Data excerpts:
<<<<

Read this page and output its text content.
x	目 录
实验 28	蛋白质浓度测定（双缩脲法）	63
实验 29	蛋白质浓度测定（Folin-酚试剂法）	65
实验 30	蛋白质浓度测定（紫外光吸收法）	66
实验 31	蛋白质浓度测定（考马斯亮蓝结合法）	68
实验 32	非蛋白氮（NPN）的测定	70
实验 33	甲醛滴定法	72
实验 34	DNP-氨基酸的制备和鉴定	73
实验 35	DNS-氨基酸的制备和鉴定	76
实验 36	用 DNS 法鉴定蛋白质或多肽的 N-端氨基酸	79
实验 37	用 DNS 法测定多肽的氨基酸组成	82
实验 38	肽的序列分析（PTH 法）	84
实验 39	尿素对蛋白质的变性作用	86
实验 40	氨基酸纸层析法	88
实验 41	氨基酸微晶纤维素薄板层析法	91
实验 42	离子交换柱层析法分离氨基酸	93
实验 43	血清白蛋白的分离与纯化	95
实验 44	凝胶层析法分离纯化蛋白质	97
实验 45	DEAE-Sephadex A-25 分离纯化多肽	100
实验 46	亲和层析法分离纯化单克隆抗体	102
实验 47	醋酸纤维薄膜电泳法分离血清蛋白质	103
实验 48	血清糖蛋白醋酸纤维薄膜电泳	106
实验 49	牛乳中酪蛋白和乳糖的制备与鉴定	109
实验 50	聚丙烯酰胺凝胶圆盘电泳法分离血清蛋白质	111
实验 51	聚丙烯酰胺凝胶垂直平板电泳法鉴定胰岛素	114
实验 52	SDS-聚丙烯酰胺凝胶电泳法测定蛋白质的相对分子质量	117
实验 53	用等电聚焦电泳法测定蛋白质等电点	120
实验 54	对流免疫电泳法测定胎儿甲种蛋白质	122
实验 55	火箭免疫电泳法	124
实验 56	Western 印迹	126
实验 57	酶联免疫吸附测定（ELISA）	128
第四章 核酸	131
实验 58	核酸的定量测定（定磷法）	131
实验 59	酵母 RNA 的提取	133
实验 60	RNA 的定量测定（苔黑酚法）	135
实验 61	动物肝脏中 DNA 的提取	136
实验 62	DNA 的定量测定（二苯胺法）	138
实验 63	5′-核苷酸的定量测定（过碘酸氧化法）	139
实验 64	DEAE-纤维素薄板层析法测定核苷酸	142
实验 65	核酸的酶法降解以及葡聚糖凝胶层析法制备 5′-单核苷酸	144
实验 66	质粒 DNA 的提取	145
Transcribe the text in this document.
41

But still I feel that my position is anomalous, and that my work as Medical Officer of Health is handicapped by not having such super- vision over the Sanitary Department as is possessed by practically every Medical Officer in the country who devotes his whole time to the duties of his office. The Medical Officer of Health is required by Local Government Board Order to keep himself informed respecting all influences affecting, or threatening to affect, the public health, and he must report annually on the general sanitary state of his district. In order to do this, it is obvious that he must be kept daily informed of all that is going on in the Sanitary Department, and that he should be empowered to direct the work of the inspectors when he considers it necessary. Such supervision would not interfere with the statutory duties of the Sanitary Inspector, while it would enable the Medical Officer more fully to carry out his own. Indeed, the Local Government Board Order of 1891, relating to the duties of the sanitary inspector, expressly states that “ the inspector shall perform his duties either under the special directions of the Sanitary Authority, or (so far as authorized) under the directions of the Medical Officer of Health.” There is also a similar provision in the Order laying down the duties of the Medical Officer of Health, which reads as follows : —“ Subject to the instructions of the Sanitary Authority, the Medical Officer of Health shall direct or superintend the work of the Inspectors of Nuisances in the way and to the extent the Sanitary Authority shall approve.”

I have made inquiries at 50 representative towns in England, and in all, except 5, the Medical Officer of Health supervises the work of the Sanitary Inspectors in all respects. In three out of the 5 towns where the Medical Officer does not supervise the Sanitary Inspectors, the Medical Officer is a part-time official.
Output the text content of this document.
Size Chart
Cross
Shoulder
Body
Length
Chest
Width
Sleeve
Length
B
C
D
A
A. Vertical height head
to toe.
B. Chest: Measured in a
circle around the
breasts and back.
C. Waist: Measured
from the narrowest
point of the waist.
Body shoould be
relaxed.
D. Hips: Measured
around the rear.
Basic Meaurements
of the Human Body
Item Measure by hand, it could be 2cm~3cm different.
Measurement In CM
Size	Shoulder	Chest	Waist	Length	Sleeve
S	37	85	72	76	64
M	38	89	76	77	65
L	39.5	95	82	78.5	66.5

>>>>

__Task objective__. From the listing above, pick out every line containing "Measured".

__Response for this exercise__.
B. Chest: Measured in a
C. Waist: Measured
D. Hips: Measured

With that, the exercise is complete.